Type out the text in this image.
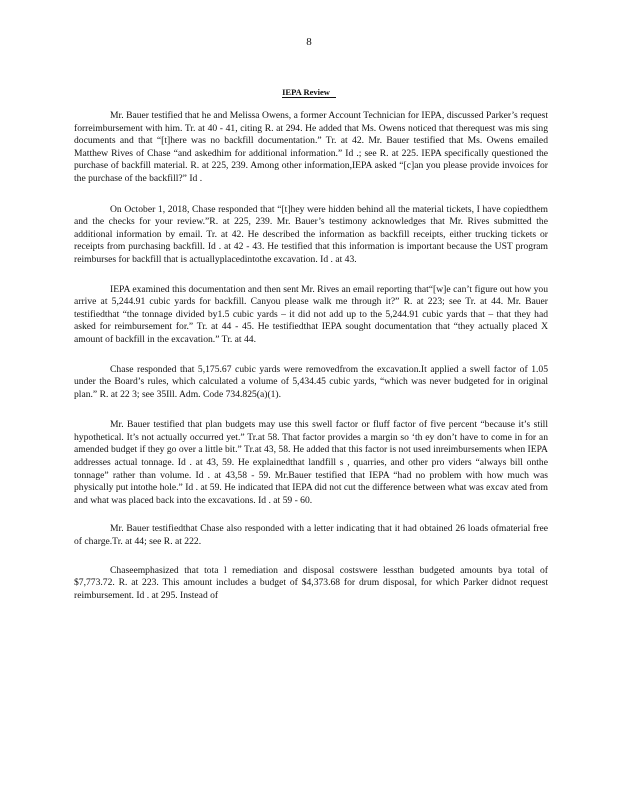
8
IEPA Review

Mr. Bauer testified that he and Melissa Owens, a former Account Technician for IEPA, discussed Parker’s request forreimbursement with him. Tr. at 40 - 41, citing R. at 294. He added that Ms. Owens noticed that therequest was mis sing documents and that “[t]here was no backfill documentation.” Tr. at 42. Mr. Bauer testified that Ms. Owens emailed Matthew Rives of Chase “and askedhim for additional information.” Id .; see R. at 225. IEPA specifically questioned the purchase of backfill material. R. at 225, 239. Among other information,IEPA asked “[c]an you please provide invoices for the purchase of the backfill?” Id .

On October 1, 2018, Chase responded that “[t]hey were hidden behind all the material tickets, I have copiedthem and the checks for your review.”R. at 225, 239. Mr. Bauer’s testimony acknowledges that Mr. Rives submitted the additional information by email. Tr. at 42. He described the information as backfill receipts, either trucking tickets or receipts from purchasing backfill. Id . at 42 - 43. He testified that this information is important because the UST program reimburses for backfill that is actuallyplacedintothe excavation. Id . at 43.

IEPA examined this documentation and then sent Mr. Rives an email reporting that“[w]e can’t figure out how you arrive at 5,244.91 cubic yards for backfill. Canyou please walk me through it?” R. at 223; see Tr. at 44. Mr. Bauer testifiedthat “the tonnage divided by1.5 cubic yards – it did not add up to the 5,244.91 cubic yards that – that they had asked for reimbursement for.” Tr. at 44 - 45. He testifiedthat IEPA sought documentation that “they actually placed X amount of backfill in the excavation.” Tr. at 44.

Chase responded that 5,175.67 cubic yards were removedfrom the excavation.It applied a swell factor of 1.05 under the Board’s rules, which calculated a volume of 5,434.45 cubic yards, “which was never budgeted for in original plan.” R. at 22 3; see 35Ill. Adm. Code 734.825(a)(1).

Mr. Bauer testified that plan budgets may use this swell factor or fluff factor of five percent “because it’s still hypothetical. It’s not actually occurred yet.” Tr.at 58. That factor provides a margin so ‘th ey don’t have to come in for an amended budget if they go over a little bit.” Tr.at 43, 58. He added that this factor is not used inreimbursements when IEPA addresses actual tonnage. Id . at 43, 59. He explainedthat landfill s , quarries, and other pro viders “always bill onthe tonnage” rather than volume. Id . at 43,58 - 59. Mr.Bauer testified that IEPA “had no problem with how much was physically put intothe hole.” Id . at 59. He indicated that IEPA did not cut the difference between what was excav ated from and what was placed back into the excavations. Id . at 59 - 60.

Mr. Bauer testifiedthat Chase also responded with a letter indicating that it had obtained 26 loads ofmaterial free of charge.Tr. at 44; see R. at 222.

Chaseemphasized that tota l remediation and disposal costswere lessthan budgeted amounts bya total of $7,773.72. R. at 223. This amount includes a budget of $4,373.68 for drum disposal, for which Parker didnot request reimbursement. Id . at 295. Instead of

### THE REQUEST
Write out every line of the preceding listing that contains "amount".

### ANSWER
IEPA examined this documentation and then sent Mr. Rives an email reporting that“[w]e can’t figure out how you arrive at 5,244.91 cubic yards for backfill. Canyou please walk me through it?” R. at 223; see Tr. at 44. Mr. Bauer testifiedthat “the tonnage divided by1.5 cubic yards – it did not add up to the 5,244.91 cubic yards that – that they had asked for reimbursement for.” Tr. at 44 - 45. He testifiedthat IEPA sought documentation that “they actually placed X amount of backfill in the excavation.” Tr. at 44.
Chaseemphasized that tota l remediation and disposal costswere lessthan budgeted amounts bya total of $7,773.72. R. at 223. This amount includes a budget of $4,373.68 for drum disposal, for which Parker didnot request reimbursement. Id . at 295. Instead of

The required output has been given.